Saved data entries
** Start **

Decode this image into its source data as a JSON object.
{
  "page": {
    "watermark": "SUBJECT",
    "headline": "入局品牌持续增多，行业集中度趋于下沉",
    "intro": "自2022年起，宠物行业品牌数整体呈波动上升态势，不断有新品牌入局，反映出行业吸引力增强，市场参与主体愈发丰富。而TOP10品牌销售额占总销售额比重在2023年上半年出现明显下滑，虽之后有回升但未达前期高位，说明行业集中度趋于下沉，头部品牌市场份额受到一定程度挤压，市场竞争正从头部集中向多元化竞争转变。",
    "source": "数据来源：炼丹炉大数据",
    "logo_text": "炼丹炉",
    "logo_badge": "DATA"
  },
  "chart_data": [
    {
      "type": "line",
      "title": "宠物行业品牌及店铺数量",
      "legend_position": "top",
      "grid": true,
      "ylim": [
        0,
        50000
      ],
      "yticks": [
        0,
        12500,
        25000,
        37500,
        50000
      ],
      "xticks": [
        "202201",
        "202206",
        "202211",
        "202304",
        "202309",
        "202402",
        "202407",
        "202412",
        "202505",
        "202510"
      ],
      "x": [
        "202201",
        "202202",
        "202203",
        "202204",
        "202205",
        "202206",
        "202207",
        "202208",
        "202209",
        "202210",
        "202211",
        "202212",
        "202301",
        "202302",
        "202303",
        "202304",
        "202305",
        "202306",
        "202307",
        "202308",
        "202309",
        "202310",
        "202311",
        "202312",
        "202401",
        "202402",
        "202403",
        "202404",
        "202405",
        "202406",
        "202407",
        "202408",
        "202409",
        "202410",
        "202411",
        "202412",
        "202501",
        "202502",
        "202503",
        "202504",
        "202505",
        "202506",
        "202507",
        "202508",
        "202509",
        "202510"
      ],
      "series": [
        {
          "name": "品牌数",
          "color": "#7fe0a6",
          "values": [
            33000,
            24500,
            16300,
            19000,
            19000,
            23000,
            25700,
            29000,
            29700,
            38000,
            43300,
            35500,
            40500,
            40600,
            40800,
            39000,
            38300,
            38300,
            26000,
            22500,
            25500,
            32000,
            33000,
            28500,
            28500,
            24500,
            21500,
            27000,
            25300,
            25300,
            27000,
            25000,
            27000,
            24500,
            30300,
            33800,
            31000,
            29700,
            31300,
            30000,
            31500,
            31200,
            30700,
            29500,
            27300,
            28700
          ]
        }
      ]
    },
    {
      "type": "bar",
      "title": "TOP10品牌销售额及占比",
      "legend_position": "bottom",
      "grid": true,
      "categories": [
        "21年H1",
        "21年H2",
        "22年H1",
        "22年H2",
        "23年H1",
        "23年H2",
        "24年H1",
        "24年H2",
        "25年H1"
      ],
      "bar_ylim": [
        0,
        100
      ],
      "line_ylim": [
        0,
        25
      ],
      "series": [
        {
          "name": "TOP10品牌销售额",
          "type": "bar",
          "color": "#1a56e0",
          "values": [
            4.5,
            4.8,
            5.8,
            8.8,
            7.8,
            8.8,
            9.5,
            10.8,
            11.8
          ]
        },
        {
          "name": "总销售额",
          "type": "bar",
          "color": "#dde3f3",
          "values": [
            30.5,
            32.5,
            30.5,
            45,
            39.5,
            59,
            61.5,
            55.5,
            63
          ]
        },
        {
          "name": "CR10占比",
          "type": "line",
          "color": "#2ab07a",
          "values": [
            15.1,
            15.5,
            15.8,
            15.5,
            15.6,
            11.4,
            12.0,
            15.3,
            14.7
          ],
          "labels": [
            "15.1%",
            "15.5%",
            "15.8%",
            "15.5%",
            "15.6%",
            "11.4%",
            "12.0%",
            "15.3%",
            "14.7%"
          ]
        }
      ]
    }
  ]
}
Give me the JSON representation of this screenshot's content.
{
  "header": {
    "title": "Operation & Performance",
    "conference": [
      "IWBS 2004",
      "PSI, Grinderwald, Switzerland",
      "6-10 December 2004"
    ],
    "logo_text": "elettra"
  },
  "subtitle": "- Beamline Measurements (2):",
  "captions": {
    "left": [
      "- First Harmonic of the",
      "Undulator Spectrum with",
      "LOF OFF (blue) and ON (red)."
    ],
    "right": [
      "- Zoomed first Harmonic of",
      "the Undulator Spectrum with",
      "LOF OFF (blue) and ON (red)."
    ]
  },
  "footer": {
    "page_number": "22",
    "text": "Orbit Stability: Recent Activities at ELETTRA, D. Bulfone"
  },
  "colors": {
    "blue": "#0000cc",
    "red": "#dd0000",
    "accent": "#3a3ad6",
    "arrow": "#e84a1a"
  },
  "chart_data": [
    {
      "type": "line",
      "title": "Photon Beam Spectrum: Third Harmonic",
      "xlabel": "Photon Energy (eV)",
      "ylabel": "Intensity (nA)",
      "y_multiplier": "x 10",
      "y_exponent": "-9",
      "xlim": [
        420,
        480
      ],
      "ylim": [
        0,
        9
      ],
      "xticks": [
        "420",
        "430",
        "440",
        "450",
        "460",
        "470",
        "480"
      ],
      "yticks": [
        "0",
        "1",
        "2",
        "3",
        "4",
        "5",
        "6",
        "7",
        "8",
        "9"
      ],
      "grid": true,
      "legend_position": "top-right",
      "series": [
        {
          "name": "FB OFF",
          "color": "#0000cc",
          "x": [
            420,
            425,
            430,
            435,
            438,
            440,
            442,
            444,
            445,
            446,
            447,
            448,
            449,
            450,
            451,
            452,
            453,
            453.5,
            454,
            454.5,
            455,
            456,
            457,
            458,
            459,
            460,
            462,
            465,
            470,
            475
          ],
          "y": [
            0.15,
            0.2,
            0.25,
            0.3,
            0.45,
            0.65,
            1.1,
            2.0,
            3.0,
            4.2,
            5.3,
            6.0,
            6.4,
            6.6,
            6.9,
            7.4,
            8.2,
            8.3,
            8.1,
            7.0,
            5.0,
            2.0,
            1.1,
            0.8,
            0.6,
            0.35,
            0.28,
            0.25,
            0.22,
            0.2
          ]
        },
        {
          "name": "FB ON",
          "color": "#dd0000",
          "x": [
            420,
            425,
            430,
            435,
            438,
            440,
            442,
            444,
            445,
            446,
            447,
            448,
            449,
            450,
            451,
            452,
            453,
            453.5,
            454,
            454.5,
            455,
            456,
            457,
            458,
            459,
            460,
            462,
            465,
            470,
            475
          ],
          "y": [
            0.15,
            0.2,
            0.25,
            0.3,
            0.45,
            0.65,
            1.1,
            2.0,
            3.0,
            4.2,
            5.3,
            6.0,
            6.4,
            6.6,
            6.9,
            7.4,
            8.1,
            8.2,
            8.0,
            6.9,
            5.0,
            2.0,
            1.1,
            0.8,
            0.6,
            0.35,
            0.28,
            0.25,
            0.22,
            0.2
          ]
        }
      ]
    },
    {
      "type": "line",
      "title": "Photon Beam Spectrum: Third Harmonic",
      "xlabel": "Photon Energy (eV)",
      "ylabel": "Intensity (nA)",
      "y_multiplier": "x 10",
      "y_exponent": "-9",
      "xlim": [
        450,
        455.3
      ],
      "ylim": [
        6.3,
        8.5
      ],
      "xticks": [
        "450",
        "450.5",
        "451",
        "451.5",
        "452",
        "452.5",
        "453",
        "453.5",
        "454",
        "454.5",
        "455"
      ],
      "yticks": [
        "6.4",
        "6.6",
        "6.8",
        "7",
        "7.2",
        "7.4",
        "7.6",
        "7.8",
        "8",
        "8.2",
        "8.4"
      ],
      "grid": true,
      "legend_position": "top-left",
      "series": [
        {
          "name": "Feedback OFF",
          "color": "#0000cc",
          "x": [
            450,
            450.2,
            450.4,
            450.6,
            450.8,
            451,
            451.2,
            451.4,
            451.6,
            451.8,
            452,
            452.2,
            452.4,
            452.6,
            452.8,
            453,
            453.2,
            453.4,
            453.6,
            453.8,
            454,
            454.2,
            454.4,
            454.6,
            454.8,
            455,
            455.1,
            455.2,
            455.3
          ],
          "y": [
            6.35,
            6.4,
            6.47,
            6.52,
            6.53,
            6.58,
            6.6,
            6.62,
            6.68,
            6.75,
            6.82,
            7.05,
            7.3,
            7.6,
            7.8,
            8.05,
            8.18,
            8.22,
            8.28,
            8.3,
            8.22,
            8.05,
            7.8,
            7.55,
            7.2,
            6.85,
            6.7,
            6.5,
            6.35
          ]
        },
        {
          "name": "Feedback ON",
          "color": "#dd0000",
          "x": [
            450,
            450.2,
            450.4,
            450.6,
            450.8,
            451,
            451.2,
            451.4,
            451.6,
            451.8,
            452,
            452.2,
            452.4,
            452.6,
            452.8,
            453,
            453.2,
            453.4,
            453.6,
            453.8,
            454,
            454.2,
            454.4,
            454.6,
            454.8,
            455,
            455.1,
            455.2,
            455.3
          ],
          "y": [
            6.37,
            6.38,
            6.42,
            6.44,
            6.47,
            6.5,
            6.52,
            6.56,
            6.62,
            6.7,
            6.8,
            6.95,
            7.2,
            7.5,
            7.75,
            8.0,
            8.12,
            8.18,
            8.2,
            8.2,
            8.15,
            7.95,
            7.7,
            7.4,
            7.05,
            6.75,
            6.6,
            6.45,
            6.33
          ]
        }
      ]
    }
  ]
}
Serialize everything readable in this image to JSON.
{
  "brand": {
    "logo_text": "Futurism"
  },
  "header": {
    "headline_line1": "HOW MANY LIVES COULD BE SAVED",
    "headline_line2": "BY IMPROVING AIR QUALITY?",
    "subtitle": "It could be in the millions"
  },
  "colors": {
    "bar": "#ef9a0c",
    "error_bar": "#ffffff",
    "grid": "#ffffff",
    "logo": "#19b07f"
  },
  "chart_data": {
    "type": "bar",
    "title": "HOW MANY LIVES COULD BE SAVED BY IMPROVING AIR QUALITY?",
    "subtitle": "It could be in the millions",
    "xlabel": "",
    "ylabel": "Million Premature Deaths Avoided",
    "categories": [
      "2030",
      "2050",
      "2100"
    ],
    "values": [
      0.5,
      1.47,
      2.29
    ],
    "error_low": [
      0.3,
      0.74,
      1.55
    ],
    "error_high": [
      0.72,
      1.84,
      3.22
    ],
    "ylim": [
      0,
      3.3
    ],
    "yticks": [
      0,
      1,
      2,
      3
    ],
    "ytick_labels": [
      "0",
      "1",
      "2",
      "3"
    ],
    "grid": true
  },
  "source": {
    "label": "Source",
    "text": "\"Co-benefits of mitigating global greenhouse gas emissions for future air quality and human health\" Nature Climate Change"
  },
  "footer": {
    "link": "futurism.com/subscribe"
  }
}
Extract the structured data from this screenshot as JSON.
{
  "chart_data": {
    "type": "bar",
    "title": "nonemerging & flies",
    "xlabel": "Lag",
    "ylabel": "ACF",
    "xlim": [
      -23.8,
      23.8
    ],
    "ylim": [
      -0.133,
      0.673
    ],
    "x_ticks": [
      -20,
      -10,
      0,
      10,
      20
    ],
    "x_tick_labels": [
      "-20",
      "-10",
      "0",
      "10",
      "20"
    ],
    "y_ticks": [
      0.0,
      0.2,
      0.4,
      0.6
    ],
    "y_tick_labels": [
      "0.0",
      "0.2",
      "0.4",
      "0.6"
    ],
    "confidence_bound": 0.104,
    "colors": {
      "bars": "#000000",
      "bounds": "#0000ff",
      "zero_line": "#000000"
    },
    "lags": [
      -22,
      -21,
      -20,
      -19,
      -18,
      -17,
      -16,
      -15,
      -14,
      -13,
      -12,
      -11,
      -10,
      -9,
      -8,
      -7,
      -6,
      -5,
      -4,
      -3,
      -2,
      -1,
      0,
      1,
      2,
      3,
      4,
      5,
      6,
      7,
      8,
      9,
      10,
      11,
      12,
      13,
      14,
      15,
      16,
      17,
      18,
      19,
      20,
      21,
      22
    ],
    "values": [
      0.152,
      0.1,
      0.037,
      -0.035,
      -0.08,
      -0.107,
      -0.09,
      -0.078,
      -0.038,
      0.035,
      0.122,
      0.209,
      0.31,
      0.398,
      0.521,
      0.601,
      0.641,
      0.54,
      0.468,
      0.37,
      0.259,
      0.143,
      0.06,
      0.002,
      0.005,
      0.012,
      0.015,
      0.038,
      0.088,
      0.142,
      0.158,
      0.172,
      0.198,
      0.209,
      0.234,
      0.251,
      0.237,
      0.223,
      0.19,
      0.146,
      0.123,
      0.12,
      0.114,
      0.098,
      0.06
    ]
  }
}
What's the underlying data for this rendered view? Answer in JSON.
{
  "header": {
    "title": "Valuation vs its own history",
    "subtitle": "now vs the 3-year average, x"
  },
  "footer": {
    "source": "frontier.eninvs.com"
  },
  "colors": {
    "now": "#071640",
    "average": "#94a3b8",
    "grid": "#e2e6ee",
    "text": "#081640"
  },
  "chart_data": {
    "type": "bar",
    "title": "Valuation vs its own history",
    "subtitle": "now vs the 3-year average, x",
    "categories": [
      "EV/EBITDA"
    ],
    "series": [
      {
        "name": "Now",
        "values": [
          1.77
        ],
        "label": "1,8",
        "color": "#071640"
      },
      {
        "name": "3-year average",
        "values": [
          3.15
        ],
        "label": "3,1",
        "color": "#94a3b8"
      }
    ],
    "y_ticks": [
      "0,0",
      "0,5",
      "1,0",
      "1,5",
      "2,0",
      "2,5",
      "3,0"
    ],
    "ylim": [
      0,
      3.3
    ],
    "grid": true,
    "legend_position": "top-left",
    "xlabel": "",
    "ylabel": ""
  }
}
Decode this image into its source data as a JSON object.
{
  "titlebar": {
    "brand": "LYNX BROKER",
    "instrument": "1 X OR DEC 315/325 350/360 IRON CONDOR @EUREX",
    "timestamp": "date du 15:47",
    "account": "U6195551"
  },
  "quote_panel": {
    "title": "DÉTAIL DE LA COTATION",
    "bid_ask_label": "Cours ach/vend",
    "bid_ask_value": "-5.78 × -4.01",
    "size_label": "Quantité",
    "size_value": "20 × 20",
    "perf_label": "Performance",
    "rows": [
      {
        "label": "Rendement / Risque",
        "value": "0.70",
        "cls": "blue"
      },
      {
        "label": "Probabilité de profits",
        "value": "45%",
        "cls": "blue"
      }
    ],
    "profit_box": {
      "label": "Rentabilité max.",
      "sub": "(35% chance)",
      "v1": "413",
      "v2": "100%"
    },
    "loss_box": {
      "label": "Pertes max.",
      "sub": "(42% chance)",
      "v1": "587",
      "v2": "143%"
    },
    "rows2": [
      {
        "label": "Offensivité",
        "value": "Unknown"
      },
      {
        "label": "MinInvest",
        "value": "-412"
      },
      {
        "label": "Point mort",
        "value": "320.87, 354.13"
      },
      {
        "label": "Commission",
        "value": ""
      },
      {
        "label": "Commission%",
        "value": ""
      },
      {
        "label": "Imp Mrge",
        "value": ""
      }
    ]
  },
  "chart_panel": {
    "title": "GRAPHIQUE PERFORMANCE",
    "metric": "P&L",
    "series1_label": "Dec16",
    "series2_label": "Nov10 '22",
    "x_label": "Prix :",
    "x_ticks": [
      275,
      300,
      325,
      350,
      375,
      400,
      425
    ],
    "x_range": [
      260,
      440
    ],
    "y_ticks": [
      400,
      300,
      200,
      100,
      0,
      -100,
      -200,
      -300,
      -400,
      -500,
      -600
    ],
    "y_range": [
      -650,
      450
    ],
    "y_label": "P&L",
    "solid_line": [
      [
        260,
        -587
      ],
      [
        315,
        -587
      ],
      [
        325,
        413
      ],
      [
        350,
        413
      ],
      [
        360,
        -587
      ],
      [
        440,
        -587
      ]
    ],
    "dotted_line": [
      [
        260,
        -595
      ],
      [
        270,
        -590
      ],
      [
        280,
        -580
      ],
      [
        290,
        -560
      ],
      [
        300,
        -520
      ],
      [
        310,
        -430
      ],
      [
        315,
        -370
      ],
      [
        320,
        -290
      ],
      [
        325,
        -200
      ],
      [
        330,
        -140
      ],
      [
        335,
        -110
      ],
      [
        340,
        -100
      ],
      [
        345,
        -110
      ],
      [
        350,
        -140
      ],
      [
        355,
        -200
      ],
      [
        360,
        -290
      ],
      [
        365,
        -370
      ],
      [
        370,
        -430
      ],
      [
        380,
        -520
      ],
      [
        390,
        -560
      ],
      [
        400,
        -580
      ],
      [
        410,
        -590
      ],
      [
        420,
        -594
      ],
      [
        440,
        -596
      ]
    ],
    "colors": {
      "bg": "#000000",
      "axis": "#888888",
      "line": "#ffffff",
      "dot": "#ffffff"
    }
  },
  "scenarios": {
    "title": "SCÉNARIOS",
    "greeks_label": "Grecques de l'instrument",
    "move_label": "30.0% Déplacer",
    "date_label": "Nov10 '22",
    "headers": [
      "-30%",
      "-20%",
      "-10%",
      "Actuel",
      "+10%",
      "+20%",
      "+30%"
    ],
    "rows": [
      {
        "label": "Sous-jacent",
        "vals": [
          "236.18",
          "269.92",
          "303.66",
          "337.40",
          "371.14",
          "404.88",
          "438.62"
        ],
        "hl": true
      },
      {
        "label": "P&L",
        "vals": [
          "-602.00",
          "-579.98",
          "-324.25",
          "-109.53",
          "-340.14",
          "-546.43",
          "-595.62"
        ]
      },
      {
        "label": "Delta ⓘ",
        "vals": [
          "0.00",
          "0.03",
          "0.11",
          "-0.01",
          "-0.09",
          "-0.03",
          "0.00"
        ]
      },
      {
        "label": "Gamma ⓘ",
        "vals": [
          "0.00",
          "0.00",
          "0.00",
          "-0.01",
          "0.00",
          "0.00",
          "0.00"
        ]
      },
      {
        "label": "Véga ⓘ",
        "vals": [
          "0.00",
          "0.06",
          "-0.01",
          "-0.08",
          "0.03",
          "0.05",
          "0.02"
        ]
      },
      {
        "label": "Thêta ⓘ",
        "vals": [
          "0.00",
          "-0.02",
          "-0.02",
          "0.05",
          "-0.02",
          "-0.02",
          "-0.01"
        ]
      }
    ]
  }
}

** End **

- _Instructions for the task_: Copy out each line of the listing that holds "IMPROVING".

- _Result below_:
    "headline_line2": "BY IMPROVING AIR QUALITY?",
    "title": "HOW MANY LIVES COULD BE SAVED BY IMPROVING AIR QUALITY?",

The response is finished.